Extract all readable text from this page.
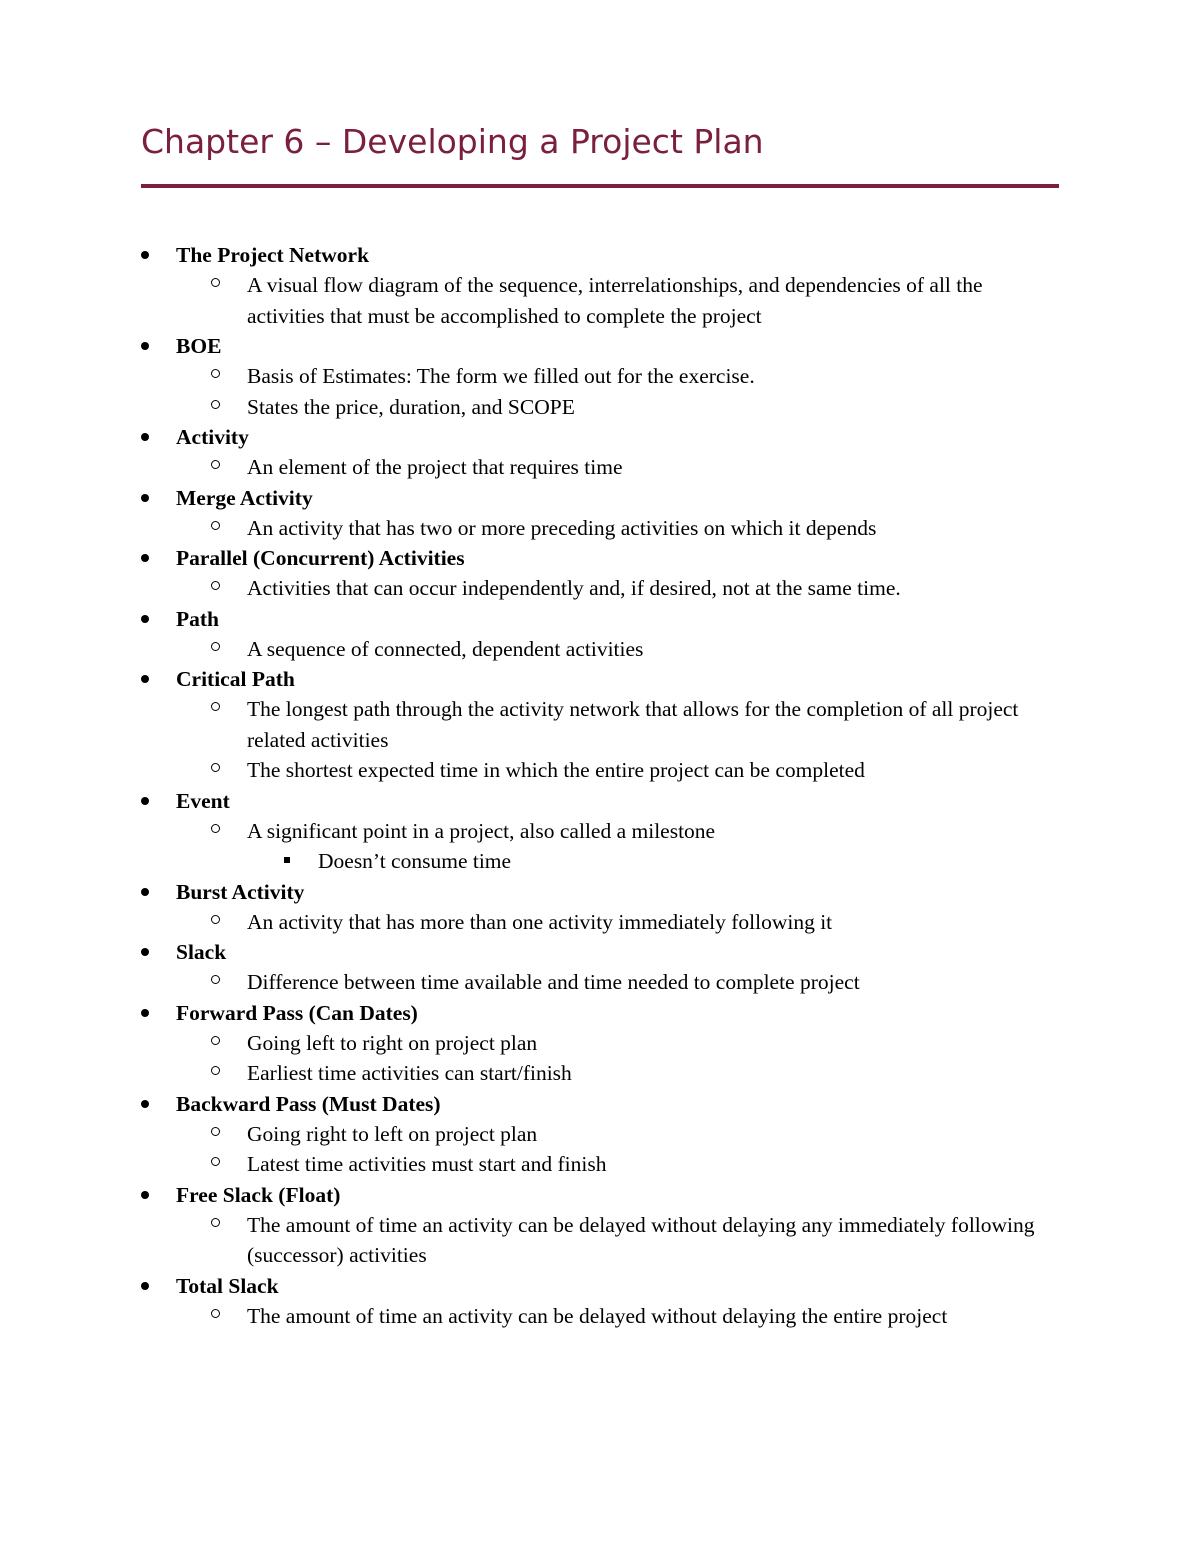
Chapter 6 – Developing a Project Plan
The Project Network
A visual flow diagram of the sequence, interrelationships, and dependencies of all the activities that must be accomplished to complete the project
BOE
Basis of Estimates: The form we filled out for the exercise.
States the price, duration, and SCOPE
Activity
An element of the project that requires time
Merge Activity
An activity that has two or more preceding activities on which it depends
Parallel (Concurrent) Activities
Activities that can occur independently and, if desired, not at the same time.
Path
A sequence of connected, dependent activities
Critical Path
The longest path through the activity network that allows for the completion of all project related activities
The shortest expected time in which the entire project can be completed
Event
A significant point in a project, also called a milestone
Doesn’t consume time
Burst Activity
An activity that has more than one activity immediately following it
Slack
Difference between time available and time needed to complete project
Forward Pass (Can Dates)
Going left to right on project plan
Earliest time activities can start/finish
Backward Pass (Must Dates)
Going right to left on project plan
Latest time activities must start and finish
Free Slack (Float)
The amount of time an activity can be delayed without delaying any immediately following (successor) activities
Total Slack
The amount of time an activity can be delayed without delaying the entire project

(What you should do)
Leave out the pictures and transcribe the entries above exactly.

(Reply)
Extract all readable text from this page.
Chapter 6 – Developing a Project Plan
The Project Network
A visual flow diagram of the sequence, interrelationships, and dependencies of all the activities that must be accomplished to complete the project
BOE
Basis of Estimates: The form we filled out for the exercise.
States the price, duration, and SCOPE
Activity
An element of the project that requires time
Merge Activity
An activity that has two or more preceding activities on which it depends
Parallel (Concurrent) Activities
Activities that can occur independently and, if desired, not at the same time.
Path
A sequence of connected, dependent activities
Critical Path
The longest path through the activity network that allows for the completion of all project related activities
The shortest expected time in which the entire project can be completed
Event
A significant point in a project, also called a milestone
Doesn’t consume time
Burst Activity
An activity that has more than one activity immediately following it
Slack
Difference between time available and time needed to complete project
Forward Pass (Can Dates)
Going left to right on project plan
Earliest time activities can start/finish
Backward Pass (Must Dates)
Going right to left on project plan
Latest time activities must start and finish
Free Slack (Float)
The amount of time an activity can be delayed without delaying any immediately following (successor) activities
Total Slack
The amount of time an activity can be delayed without delaying the entire project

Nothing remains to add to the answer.